Stated task
Report the count of lines that carry the string "эффектом", and add nothing.

* * * * * * *

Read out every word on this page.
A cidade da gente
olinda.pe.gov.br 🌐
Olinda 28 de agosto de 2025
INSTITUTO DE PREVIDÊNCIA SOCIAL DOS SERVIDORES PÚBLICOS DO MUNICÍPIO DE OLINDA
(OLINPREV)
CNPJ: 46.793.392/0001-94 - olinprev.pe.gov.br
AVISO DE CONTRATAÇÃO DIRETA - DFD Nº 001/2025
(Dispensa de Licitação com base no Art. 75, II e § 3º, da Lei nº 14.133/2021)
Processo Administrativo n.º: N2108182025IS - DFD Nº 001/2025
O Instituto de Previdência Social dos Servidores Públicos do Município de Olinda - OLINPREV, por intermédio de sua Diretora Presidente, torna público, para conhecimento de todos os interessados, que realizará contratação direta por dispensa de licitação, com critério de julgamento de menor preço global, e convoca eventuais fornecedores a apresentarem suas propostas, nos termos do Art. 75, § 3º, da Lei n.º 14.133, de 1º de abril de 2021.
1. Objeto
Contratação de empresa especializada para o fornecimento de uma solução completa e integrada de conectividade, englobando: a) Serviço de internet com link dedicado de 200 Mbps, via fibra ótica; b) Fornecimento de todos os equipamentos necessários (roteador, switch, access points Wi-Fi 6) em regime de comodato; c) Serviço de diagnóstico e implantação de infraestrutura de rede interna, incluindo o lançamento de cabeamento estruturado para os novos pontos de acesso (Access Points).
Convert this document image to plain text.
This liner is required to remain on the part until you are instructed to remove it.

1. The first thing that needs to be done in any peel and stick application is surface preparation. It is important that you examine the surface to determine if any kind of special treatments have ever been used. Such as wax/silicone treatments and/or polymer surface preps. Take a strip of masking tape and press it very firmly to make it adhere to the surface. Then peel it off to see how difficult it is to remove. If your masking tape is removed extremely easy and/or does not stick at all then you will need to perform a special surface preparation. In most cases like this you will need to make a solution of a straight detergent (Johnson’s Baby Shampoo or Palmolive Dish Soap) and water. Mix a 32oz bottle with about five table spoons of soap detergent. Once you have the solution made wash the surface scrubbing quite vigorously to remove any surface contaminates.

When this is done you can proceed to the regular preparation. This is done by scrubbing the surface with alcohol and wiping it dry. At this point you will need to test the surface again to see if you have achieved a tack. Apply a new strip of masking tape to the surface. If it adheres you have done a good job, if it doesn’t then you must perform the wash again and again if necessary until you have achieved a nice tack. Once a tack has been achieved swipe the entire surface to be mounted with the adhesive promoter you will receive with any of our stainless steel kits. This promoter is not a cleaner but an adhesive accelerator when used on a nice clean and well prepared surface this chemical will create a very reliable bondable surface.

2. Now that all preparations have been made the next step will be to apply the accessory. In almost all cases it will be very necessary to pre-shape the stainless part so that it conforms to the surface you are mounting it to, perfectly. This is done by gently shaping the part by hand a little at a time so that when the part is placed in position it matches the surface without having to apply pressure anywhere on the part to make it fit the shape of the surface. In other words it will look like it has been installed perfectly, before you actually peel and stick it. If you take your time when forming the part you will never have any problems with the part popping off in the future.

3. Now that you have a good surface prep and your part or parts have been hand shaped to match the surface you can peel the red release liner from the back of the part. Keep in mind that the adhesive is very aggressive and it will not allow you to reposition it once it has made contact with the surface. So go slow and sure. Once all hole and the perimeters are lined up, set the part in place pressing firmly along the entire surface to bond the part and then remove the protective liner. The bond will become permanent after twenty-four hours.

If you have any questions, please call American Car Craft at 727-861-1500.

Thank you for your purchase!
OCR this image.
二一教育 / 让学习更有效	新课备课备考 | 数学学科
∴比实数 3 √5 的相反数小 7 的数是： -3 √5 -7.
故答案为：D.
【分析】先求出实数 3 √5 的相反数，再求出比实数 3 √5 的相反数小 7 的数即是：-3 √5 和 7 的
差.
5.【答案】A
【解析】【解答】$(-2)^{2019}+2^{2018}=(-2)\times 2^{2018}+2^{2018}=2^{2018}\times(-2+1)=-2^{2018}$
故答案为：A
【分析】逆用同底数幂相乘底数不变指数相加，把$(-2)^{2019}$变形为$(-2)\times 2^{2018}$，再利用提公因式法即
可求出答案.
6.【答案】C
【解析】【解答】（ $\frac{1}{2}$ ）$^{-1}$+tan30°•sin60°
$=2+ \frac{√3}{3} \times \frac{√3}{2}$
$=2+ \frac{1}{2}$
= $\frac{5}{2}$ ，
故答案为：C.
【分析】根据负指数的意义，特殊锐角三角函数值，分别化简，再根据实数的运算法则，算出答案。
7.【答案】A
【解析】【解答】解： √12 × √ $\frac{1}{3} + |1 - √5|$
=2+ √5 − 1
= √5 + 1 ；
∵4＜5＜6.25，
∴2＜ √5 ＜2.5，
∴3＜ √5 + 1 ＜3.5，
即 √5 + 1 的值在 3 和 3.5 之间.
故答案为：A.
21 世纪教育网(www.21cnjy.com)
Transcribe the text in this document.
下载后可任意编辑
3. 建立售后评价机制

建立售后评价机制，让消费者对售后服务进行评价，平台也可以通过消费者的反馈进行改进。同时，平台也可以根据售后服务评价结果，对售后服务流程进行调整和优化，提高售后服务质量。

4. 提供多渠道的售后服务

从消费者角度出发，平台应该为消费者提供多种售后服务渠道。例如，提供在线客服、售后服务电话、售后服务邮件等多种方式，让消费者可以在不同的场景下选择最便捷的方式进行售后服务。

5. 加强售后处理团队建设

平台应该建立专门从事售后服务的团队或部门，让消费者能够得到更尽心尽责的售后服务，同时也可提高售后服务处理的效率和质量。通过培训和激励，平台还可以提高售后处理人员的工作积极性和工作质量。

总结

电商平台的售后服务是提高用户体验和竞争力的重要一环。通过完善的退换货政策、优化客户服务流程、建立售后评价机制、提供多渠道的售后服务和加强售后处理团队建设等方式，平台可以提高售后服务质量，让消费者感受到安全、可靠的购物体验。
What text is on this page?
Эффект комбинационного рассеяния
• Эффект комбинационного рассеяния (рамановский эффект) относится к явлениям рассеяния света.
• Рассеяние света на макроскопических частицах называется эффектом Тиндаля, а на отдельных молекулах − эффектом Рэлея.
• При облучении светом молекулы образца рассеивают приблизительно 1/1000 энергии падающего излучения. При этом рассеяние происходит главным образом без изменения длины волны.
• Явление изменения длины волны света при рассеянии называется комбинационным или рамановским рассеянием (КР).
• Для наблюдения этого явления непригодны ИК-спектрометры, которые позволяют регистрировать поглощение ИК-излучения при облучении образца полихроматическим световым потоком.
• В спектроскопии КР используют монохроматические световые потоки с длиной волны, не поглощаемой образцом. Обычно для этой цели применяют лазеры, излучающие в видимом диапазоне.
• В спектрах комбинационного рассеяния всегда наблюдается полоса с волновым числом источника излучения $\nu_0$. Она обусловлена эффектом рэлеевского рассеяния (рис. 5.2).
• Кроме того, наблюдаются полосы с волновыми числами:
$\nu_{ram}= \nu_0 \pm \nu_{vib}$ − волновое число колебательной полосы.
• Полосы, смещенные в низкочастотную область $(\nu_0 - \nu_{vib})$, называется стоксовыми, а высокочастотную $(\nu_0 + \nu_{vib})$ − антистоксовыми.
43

* * * * * * *

Result for this task
2